Goal
Work out how many lines of the listing hold the string "data". Answer with that number alone.

Given records
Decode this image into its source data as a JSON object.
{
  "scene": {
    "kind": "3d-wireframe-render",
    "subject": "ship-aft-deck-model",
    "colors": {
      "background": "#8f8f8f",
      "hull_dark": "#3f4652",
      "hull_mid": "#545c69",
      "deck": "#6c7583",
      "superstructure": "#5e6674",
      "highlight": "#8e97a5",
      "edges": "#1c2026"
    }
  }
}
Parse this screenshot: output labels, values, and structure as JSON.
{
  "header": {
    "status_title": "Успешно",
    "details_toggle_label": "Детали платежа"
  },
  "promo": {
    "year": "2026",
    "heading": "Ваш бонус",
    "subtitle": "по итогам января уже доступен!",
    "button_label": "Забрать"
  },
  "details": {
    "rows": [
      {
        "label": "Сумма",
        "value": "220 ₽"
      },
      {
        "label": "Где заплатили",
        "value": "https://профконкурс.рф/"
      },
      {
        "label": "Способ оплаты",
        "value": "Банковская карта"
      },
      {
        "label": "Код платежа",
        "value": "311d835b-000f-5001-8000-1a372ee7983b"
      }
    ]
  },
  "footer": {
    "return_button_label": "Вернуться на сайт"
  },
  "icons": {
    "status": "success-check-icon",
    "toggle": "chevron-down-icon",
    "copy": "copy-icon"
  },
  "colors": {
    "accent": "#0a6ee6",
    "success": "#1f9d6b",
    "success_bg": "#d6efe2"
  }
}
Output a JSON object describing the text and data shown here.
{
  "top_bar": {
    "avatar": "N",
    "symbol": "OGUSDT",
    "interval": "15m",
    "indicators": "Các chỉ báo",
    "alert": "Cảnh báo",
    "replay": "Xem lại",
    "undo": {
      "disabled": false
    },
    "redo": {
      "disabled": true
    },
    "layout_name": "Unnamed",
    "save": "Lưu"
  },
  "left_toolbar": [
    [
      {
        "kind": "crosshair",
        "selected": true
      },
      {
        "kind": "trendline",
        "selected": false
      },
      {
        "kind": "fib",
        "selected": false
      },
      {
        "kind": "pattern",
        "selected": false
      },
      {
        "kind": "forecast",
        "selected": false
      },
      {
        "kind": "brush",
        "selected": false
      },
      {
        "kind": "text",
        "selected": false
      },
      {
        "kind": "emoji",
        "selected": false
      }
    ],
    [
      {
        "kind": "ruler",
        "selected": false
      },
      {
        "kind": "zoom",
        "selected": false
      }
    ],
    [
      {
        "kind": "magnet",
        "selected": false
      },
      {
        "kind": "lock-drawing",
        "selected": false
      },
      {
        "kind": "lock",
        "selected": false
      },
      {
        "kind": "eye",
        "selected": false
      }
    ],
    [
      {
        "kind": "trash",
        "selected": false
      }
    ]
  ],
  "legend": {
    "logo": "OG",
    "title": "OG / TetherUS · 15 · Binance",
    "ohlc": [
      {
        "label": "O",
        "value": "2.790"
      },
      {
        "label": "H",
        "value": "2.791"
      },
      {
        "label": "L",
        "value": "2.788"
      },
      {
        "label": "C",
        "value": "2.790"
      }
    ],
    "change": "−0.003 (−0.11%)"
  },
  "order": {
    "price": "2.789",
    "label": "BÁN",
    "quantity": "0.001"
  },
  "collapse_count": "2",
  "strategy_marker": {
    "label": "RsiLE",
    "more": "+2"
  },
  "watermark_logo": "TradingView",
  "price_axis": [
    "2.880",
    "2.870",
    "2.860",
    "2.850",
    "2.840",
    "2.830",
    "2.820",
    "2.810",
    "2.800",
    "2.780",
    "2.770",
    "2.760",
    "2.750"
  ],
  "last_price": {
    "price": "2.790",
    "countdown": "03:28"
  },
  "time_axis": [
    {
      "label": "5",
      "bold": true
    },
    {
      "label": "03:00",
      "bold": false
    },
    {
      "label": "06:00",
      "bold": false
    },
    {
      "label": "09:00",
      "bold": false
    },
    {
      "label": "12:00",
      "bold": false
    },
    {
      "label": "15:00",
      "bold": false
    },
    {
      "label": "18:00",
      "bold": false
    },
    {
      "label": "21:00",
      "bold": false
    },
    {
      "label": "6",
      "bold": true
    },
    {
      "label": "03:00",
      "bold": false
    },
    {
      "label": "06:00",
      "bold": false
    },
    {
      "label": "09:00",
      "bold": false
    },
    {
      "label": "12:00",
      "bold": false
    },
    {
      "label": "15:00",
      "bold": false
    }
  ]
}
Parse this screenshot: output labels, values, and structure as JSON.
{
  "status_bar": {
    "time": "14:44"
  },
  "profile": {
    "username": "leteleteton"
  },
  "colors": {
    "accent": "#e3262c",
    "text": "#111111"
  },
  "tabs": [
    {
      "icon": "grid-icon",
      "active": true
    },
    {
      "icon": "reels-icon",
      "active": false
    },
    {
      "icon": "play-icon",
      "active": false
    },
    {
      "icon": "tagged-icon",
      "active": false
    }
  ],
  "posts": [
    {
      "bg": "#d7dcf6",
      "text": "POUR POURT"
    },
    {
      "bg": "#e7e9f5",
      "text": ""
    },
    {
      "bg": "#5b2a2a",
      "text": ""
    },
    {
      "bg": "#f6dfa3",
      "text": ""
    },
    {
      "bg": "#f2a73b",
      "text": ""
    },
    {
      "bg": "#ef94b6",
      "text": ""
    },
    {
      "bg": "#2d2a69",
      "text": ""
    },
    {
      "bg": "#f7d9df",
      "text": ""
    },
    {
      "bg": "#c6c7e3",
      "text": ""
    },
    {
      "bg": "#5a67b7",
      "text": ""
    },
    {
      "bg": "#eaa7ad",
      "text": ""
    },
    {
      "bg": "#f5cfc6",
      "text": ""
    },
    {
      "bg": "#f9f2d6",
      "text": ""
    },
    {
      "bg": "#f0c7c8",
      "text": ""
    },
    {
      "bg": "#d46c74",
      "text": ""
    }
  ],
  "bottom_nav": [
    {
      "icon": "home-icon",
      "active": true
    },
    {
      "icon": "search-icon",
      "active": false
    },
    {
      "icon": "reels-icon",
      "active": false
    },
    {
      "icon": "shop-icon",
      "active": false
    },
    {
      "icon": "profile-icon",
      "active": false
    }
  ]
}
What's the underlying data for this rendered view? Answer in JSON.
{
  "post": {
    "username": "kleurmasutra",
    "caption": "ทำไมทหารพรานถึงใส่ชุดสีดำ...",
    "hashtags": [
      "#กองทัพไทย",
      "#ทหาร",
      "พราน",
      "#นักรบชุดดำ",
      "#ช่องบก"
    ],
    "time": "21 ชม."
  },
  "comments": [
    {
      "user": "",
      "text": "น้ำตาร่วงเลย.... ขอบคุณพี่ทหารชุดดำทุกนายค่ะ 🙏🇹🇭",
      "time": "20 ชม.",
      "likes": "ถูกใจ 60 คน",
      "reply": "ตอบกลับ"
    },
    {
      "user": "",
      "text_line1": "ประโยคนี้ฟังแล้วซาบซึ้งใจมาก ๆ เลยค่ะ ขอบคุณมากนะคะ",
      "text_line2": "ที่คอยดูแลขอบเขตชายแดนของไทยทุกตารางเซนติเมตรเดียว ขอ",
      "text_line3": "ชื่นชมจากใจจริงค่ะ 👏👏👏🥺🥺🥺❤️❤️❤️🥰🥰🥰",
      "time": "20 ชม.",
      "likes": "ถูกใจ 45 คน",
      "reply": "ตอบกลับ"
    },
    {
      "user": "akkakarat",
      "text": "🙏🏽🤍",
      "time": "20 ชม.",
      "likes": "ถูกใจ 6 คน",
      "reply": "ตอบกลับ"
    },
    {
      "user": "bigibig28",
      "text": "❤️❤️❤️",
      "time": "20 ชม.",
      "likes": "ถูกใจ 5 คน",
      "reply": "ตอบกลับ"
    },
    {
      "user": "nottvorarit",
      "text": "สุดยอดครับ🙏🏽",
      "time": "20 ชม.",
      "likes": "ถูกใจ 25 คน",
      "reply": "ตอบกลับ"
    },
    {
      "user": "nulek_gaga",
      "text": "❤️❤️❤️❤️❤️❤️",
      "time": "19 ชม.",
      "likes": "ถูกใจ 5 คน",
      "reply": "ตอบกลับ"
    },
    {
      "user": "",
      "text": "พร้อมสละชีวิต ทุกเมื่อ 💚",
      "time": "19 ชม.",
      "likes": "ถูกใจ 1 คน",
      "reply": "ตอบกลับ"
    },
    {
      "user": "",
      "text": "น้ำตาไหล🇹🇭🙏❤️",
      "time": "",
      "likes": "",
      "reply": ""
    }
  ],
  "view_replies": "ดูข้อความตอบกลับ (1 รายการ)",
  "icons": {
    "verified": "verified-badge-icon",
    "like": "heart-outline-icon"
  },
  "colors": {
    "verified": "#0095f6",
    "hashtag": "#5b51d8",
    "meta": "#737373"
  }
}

Full answer
3